● **The task**
Make an exact copy of all the records.

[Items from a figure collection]
____
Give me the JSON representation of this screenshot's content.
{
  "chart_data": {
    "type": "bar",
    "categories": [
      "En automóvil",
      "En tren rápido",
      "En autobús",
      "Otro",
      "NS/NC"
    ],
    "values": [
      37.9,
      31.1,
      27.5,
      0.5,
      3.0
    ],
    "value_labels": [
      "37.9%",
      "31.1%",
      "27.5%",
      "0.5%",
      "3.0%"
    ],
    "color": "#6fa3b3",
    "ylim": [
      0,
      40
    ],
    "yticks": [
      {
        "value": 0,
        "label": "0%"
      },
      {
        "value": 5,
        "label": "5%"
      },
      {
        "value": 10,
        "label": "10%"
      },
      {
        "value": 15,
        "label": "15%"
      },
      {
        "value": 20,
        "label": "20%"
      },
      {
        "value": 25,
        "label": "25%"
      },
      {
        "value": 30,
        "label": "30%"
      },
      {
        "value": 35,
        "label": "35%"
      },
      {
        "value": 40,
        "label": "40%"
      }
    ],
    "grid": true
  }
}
____
● **Written answer**
Give me the JSON representation of this screenshot's content.
{
  "chart_data": {
    "type": "bar",
    "categories": [
      "En automóvil",
      "En tren rápido",
      "En autobús",
      "Otro",
      "NS/NC"
    ],
    "values": [
      37.9,
      31.1,
      27.5,
      0.5,
      3.0
    ],
    "value_labels": [
      "37.9%",
      "31.1%",
      "27.5%",
      "0.5%",
      "3.0%"
    ],
    "color": "#6fa3b3",
    "ylim": [
      0,
      40
    ],
    "yticks": [
      {
        "value": 0,
        "label": "0%"
      },
      {
        "value": 5,
        "label": "5%"
      },
      {
        "value": 10,
        "label": "10%"
      },
      {
        "value": 15,
        "label": "15%"
      },
      {
        "value": 20,
        "label": "20%"
      },
      {
        "value": 25,
        "label": "25%"
      },
      {
        "value": 30,
        "label": "30%"
      },
      {
        "value": 35,
        "label": "35%"
      },
      {
        "value": 40,
        "label": "40%"
      }
    ],
    "grid": true
  }
}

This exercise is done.